[START DATA FOR THE TASK]

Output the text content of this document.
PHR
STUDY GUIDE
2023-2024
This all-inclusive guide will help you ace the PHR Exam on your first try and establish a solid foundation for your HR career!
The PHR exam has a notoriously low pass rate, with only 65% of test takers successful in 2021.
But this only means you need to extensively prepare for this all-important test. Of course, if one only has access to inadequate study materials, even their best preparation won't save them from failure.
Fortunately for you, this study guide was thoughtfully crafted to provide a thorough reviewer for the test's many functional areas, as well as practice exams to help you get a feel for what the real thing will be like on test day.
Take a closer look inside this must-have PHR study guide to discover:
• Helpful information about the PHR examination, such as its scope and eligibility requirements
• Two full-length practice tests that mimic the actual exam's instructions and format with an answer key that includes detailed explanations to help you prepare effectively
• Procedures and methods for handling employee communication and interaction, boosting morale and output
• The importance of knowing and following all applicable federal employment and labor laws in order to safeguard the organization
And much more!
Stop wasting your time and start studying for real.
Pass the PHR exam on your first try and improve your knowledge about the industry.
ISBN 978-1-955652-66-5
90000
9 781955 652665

[END DATA FOR THE TASK]

## GIVEN INSTRUCTION
The entries above must be returned exactly.

## SOLUTION BELOW
Output the text content of this document.
PHR
STUDY GUIDE
2023-2024
This all-inclusive guide will help you ace the PHR Exam on your first try and establish a solid foundation for your HR career!
The PHR exam has a notoriously low pass rate, with only 65% of test takers successful in 2021.
But this only means you need to extensively prepare for this all-important test. Of course, if one only has access to inadequate study materials, even their best preparation won't save them from failure.
Fortunately for you, this study guide was thoughtfully crafted to provide a thorough reviewer for the test's many functional areas, as well as practice exams to help you get a feel for what the real thing will be like on test day.
Take a closer look inside this must-have PHR study guide to discover:
• Helpful information about the PHR examination, such as its scope and eligibility requirements
• Two full-length practice tests that mimic the actual exam's instructions and format with an answer key that includes detailed explanations to help you prepare effectively
• Procedures and methods for handling employee communication and interaction, boosting morale and output
• The importance of knowing and following all applicable federal employment and labor laws in order to safeguard the organization
And much more!
Stop wasting your time and start studying for real.
Pass the PHR exam on your first try and improve your knowledge about the industry.
ISBN 978-1-955652-66-5
90000
9 781955 652665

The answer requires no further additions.